___ EXTRACTED ENTRIES ___
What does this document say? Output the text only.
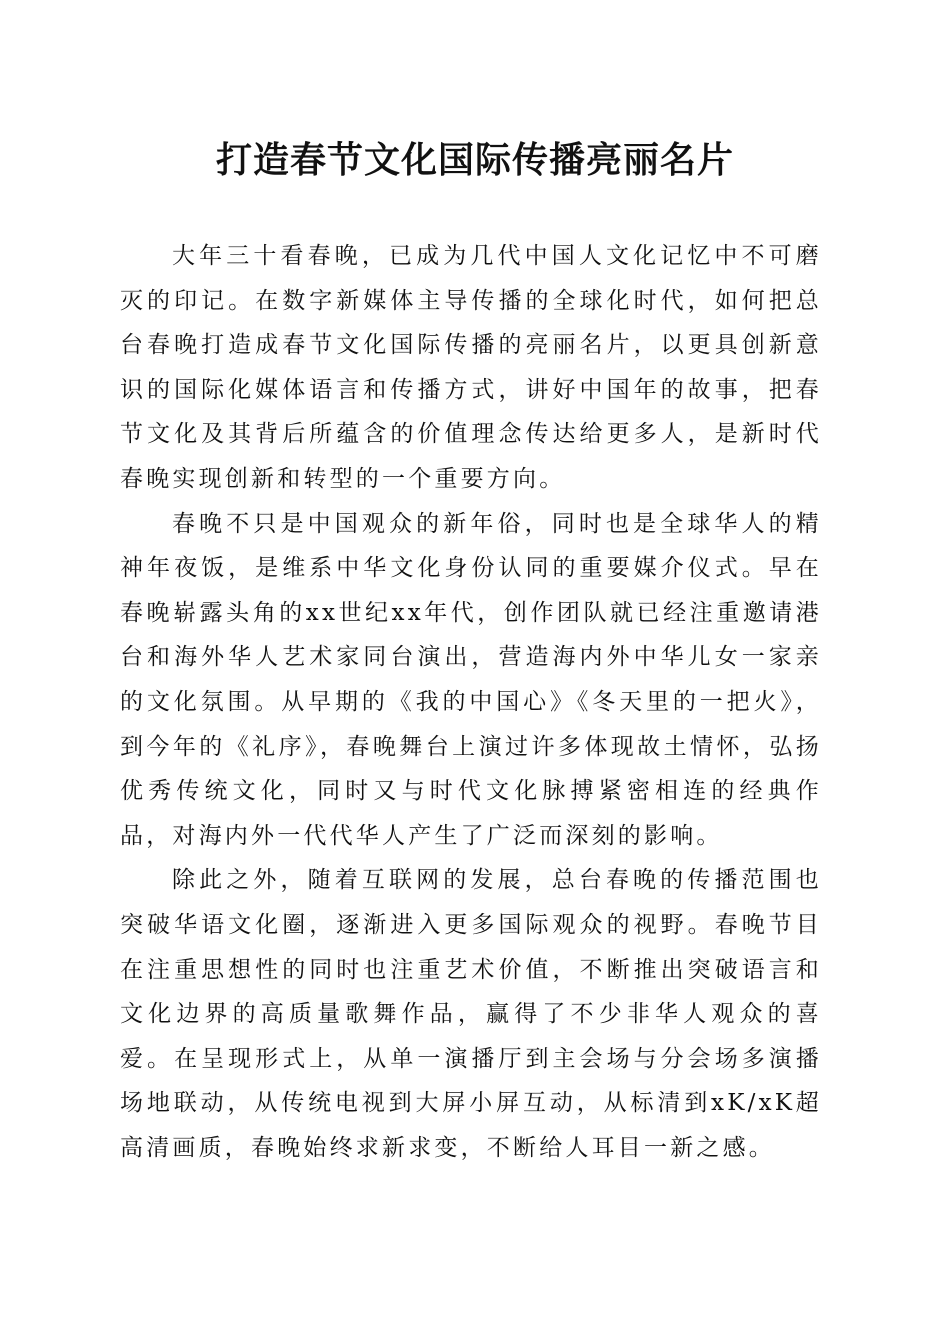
打造春节文化国际传播亮丽名片

大年三十看春晚，已成为几代中国人文化记忆中不可磨灭的印记。在数字新媒体主导传播的全球化时代，如何把总台春晚打造成春节文化国际传播的亮丽名片，以更具创新意识的国际化媒体语言和传播方式，讲好中国年的故事，把春节文化及其背后所蕴含的价值理念传达给更多人，是新时代春晚实现创新和转型的一个重要方向。

春晚不只是中国观众的新年俗，同时也是全球华人的精神年夜饭，是维系中华文化身份认同的重要媒介仪式。早在春晚崭露头角的xx世纪xx年代，创作团队就已经注重邀请港台和海外华人艺术家同台演出，营造海内外中华儿女一家亲的文化氛围。从早期的《我的中国心》《冬天里的一把火》，到今年的《礼序》，春晚舞台上演过许多体现故土情怀，弘扬优秀传统文化，同时又与时代文化脉搏紧密相连的经典作品，对海内外一代代华人产生了广泛而深刻的影响。

除此之外，随着互联网的发展，总台春晚的传播范围也突破华语文化圈，逐渐进入更多国际观众的视野。春晚节目在注重思想性的同时也注重艺术价值，不断推出突破语言和文化边界的高质量歌舞作品，赢得了不少非华人观众的喜爱。在呈现形式上，从单一演播厅到主会场与分会场多演播场地联动，从传统电视到大屏小屏互动，从标清到xK/xK超高清画质，春晚始终求新求变，不断给人耳目一新之感。
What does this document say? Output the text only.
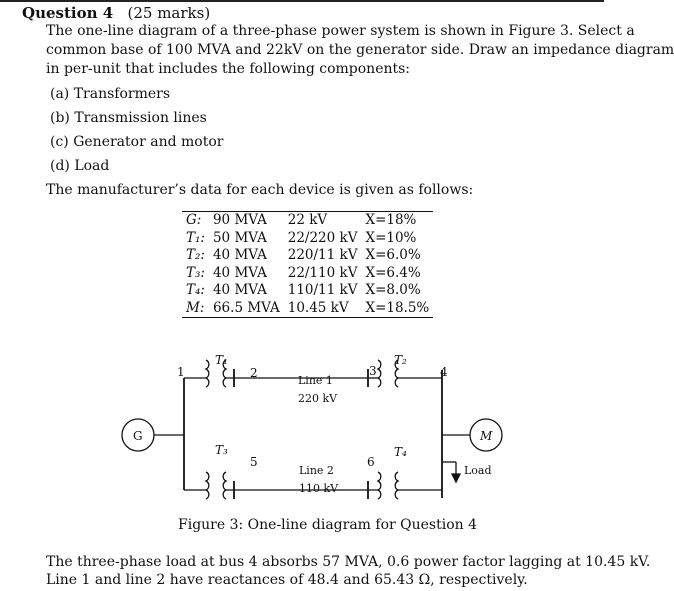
Question 4 (25 marks)
The one-line diagram of a three-phase power system is shown in Figure 3. Select a
common base of 100 MVA and 22kV on the generator side. Draw an impedance diagram
in per-unit that includes the following components:
(a) Transformers
(b) Transmission lines
(c) Generator and motor
(d) Load
The manufacturer’s data for each device is given as follows:
G:	90 MVA	22 kV	X=18%
T₁:	50 MVA	22/220 kV	X=10%
T₂:	40 MVA	220/11 kV	X=6.0%
T₃:	40 MVA	22/110 kV	X=6.4%
T₄:	40 MVA	110/11 kV	X=8.0%
M:	66.5 MVA	10.45 kV	X=18.5%
T₁
1	2
Line 1
220 kV
3
T₂
4
T₃
5
Line 2
110 kV
6
T₄
G	M
Load
Figure 3: One-line diagram for Question 4
The three-phase load at bus 4 absorbs 57 MVA, 0.6 power factor lagging at 10.45 kV.
Line 1 and line 2 have reactances of 48.4 and 65.43 Ω, respectively.
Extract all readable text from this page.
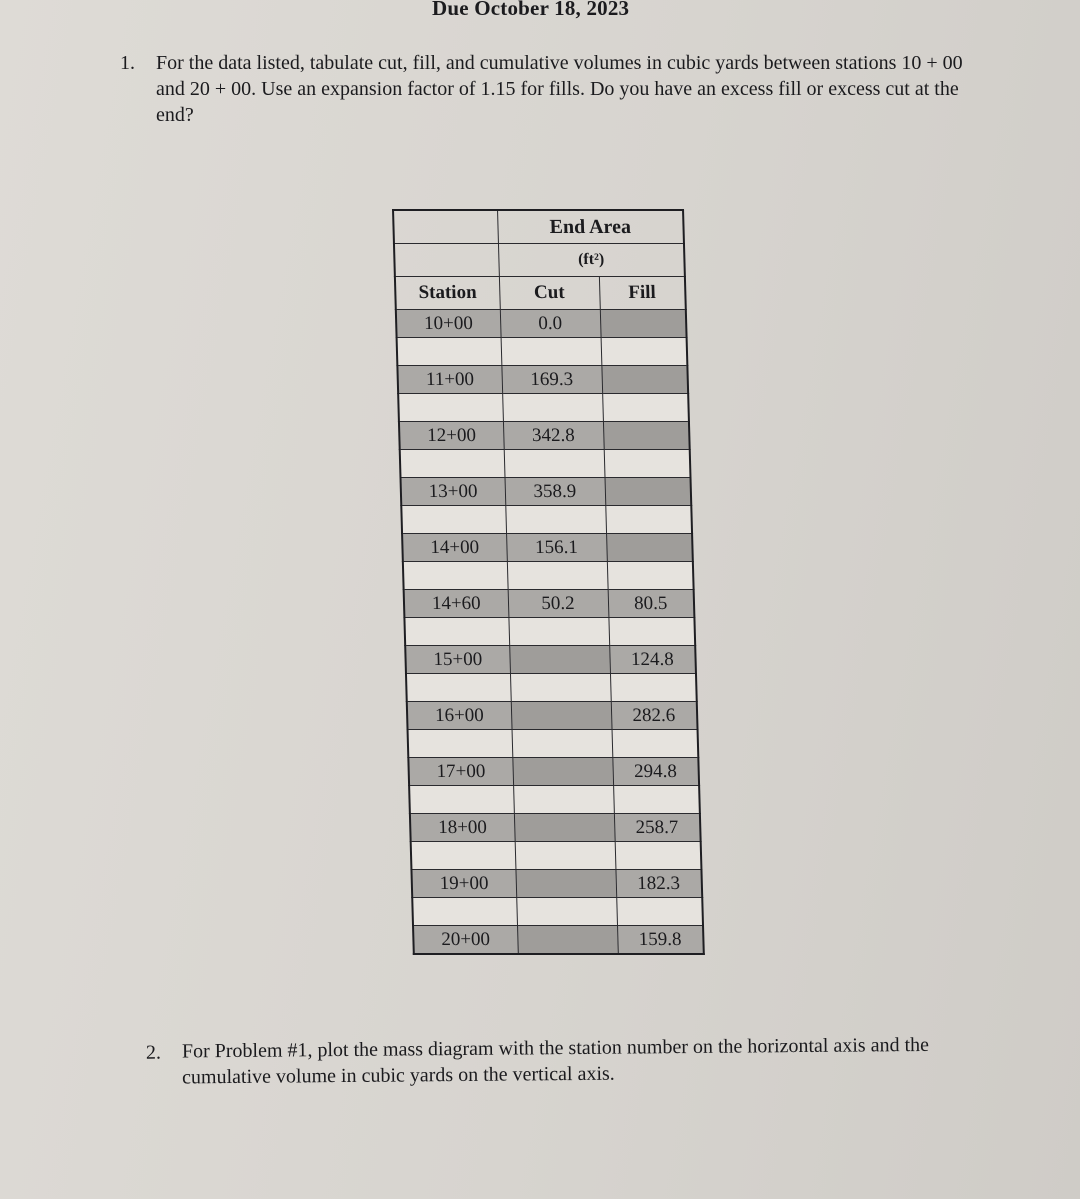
Due October 18, 2023
1. For the data listed, tabulate cut, fill, and cumulative volumes in cubic yards between stations 10 + 00 and 20 + 00. Use an expansion factor of 1.15 for fills. Do you have an excess fill or excess cut at the end?
	End Area	
	(ft²)	
Station	Cut	Fill
10+00	0.0	

11+00	169.3	

12+00	342.8	

13+00	358.9	

14+00	156.1	

14+60	50.2	80.5

15+00		124.8

16+00		282.6

17+00		294.8

18+00		258.7

19+00		182.3

20+00		159.8
2. For Problem #1, plot the mass diagram with the station number on the horizontal axis and the cumulative volume in cubic yards on the vertical axis.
___
** WRITTEN PROBLEM **
Count every line in the entries above where the word "power" appears; respond with the number alone.

** RESPONSE TO THE EXERCISE **
2